STATED GOAL
Work through the data below and give the number of lines holding "Dovagen", nothing more.

-- Start --

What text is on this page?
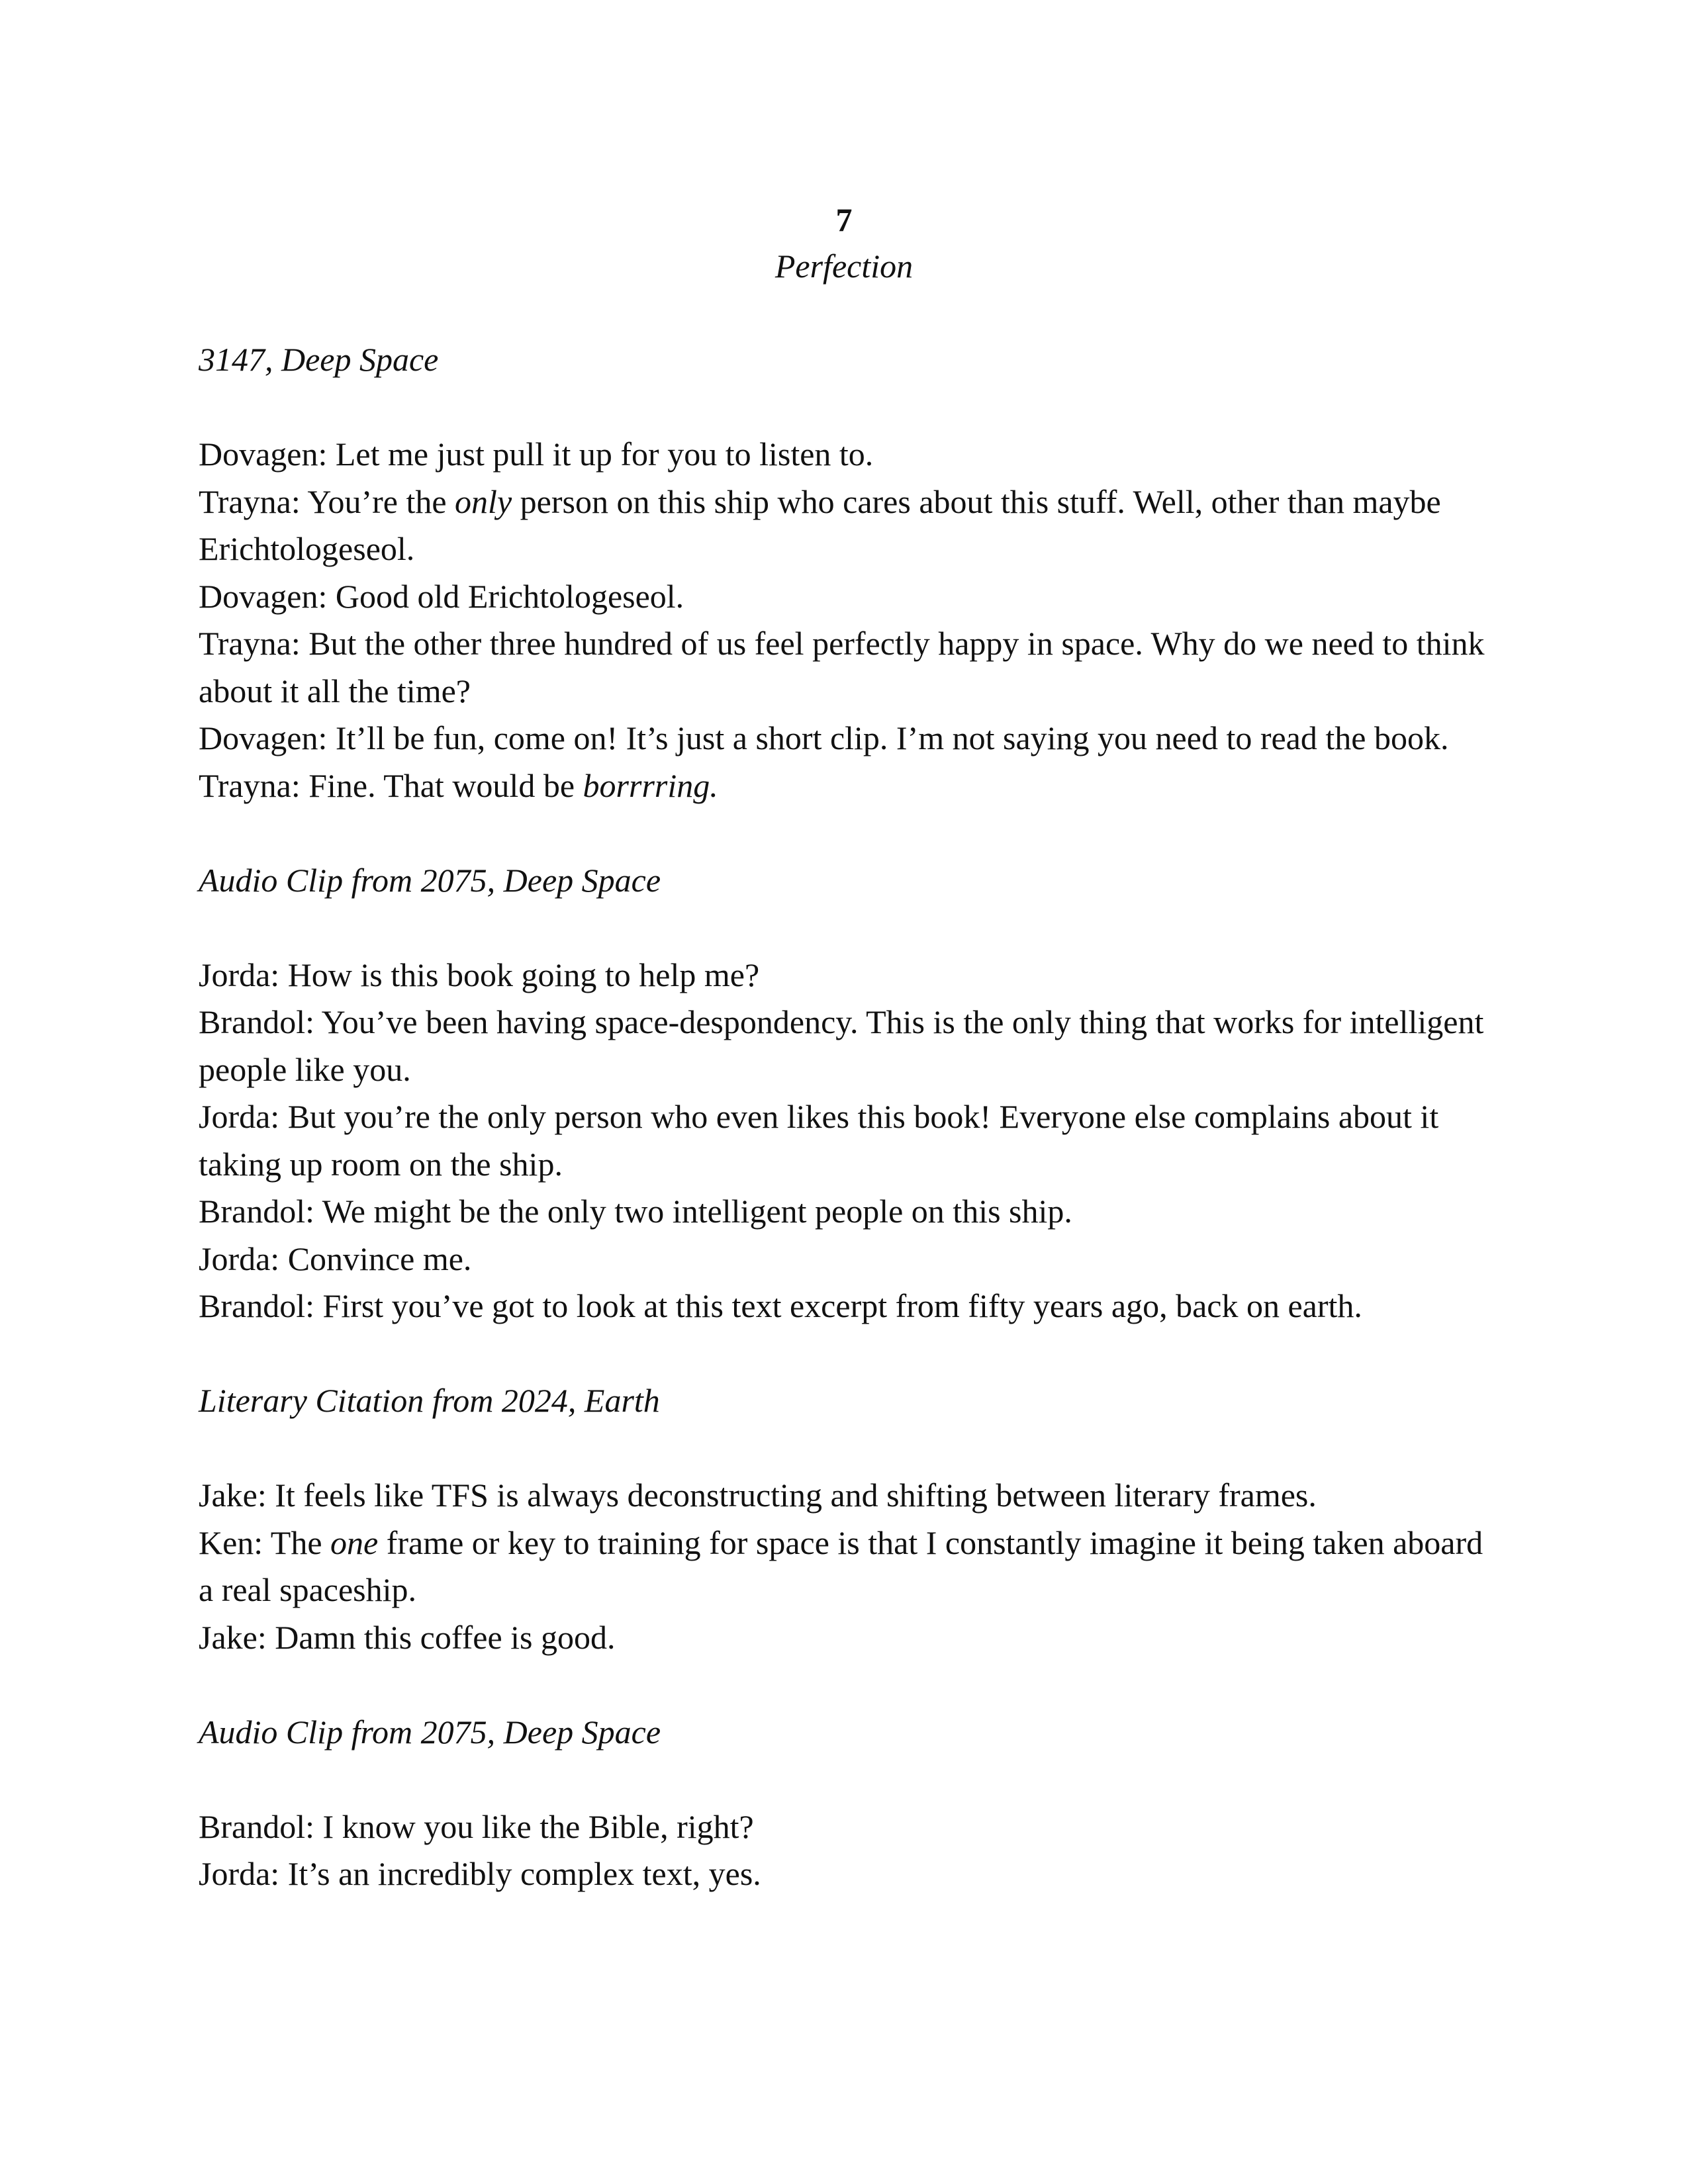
7
Perfection

3147, Deep Space

Dovagen: Let me just pull it up for you to listen to.

Trayna: You’re the only person on this ship who cares about this stuff. Well, other than maybe Erichtologeseol.

Dovagen: Good old Erichtologeseol.

Trayna: But the other three hundred of us feel perfectly happy in space. Why do we need to think about it all the time?

Dovagen: It’ll be fun, come on! It’s just a short clip. I’m not saying you need to read the book.

Trayna: Fine. That would be borrrring.

Audio Clip from 2075, Deep Space

Jorda: How is this book going to help me?

Brandol: You’ve been having space-despondency. This is the only thing that works for intelligent people like you.

Jorda: But you’re the only person who even likes this book! Everyone else complains about it taking up room on the ship.

Brandol: We might be the only two intelligent people on this ship.

Jorda: Convince me.

Brandol: First you’ve got to look at this text excerpt from fifty years ago, back on earth.

Literary Citation from 2024, Earth

Jake: It feels like TFS is always deconstructing and shifting between literary frames.

Ken: The one frame or key to training for space is that I constantly imagine it being taken aboard a real spaceship.

Jake: Damn this coffee is good.

Audio Clip from 2075, Deep Space

Brandol: I know you like the Bible, right?

Jorda: It’s an incredibly complex text, yes.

-- End --

TASK SOLUTION
3